▶ **Your instructions**
Pick out and copy every line below that has the word "olan".
§
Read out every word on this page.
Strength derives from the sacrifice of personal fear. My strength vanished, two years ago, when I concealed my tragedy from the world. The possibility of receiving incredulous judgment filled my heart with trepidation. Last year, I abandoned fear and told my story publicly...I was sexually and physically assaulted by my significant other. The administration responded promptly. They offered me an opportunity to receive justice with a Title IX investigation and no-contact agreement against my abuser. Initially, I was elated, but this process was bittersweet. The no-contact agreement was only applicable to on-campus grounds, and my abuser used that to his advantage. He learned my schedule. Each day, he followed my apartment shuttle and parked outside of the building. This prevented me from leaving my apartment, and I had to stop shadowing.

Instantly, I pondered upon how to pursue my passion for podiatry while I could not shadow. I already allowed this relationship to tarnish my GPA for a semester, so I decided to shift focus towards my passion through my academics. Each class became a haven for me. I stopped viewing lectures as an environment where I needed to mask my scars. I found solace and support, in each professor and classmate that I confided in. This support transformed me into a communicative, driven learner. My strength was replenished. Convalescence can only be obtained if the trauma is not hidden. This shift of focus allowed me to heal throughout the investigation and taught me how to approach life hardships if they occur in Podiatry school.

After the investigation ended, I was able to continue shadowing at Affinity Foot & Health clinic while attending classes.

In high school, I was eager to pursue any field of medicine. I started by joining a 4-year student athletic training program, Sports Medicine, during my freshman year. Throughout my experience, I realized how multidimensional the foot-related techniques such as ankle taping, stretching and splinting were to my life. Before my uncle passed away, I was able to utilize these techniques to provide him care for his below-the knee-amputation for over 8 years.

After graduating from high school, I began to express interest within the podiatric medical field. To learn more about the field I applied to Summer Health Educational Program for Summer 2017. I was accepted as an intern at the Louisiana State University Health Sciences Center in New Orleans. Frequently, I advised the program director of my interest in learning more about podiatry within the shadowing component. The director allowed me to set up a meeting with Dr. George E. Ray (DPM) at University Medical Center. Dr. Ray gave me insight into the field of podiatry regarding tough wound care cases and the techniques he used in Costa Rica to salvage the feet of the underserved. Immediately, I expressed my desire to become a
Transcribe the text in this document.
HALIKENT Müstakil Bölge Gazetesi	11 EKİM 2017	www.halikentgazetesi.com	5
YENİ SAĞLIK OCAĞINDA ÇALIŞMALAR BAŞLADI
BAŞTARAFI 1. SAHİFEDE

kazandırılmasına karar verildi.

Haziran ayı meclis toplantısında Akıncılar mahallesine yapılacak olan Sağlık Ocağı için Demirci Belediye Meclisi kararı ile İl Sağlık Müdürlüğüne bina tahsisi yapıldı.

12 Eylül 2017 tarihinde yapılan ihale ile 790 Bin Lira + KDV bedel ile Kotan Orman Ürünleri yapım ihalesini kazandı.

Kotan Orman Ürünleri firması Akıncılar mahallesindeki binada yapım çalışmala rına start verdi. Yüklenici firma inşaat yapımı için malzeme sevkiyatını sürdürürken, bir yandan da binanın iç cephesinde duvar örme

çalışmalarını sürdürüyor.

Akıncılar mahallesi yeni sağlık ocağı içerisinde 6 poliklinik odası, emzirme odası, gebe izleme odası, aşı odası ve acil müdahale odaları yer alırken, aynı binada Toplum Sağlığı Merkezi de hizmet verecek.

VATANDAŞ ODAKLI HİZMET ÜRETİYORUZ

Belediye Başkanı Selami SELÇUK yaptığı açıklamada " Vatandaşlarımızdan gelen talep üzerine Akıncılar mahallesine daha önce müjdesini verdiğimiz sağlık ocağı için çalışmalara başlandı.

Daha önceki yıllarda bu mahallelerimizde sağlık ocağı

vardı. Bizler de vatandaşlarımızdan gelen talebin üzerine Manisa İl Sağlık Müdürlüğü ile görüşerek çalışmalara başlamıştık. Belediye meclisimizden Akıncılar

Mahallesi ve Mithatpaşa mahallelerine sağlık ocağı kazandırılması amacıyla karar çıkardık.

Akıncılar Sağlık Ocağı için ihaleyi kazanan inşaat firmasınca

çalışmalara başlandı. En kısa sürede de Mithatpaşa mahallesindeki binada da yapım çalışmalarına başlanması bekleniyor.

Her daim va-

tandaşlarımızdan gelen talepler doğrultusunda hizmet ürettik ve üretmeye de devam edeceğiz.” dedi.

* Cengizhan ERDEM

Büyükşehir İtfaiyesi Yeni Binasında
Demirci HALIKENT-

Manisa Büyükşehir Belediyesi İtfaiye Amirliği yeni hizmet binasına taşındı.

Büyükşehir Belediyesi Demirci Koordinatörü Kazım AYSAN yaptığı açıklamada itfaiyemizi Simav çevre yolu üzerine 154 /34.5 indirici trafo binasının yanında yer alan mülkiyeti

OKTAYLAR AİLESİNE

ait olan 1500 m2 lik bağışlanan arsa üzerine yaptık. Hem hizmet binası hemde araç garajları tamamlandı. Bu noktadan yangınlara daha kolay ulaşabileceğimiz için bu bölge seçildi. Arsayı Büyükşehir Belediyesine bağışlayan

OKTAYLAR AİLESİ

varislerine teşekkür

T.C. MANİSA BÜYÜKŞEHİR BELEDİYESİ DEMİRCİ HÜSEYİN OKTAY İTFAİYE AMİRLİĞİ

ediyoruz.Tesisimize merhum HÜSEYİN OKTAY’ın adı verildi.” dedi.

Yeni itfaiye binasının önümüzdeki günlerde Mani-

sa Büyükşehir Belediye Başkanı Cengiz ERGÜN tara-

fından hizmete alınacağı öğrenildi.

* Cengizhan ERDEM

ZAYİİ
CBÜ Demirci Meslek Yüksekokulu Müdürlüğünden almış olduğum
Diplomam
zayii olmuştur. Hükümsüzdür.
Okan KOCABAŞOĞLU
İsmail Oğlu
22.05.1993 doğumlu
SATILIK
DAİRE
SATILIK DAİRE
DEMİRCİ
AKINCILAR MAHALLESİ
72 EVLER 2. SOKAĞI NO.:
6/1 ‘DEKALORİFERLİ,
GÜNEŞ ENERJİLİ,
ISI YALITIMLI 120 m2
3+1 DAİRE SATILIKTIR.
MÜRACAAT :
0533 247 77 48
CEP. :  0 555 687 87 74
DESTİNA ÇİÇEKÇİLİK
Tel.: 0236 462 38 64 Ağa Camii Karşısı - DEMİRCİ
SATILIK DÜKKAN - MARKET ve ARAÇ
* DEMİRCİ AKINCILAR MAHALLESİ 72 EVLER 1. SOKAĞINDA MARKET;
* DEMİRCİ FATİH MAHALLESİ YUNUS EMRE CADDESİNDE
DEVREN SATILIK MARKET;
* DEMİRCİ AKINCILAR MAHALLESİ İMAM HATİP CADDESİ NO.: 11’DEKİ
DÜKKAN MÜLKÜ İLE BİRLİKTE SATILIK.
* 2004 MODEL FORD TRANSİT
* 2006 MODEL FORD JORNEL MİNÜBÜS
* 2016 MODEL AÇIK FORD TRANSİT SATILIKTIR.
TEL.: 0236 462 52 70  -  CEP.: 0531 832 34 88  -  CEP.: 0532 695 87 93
§
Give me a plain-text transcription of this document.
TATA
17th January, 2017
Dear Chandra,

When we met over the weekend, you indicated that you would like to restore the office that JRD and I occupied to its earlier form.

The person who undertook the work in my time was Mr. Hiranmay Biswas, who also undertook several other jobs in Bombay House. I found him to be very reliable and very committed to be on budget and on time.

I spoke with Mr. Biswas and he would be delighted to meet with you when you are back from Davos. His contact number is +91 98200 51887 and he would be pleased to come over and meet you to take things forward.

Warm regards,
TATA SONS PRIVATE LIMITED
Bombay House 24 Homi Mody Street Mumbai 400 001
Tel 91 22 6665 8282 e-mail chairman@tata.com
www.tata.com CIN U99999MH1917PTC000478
§
▶ **Exercise result**
Haziran ayı meclis toplantısında Akıncılar mahallesine yapılacak olan Sağlık Ocağı için Demirci Belediye Meclisi kararı ile İl Sağlık Müdürlüğüne bina tahsisi yapıldı.
ait olan 1500 m2 lik bağışlanan arsa üzerine yaptık. Hem hizmet binası hemde araç garajları tamamlandı. Bu noktadan yangınlara daha kolay ulaşabileceğimiz için bu bölge seçildi. Arsayı Büyükşehir Belediyesine bağışlayan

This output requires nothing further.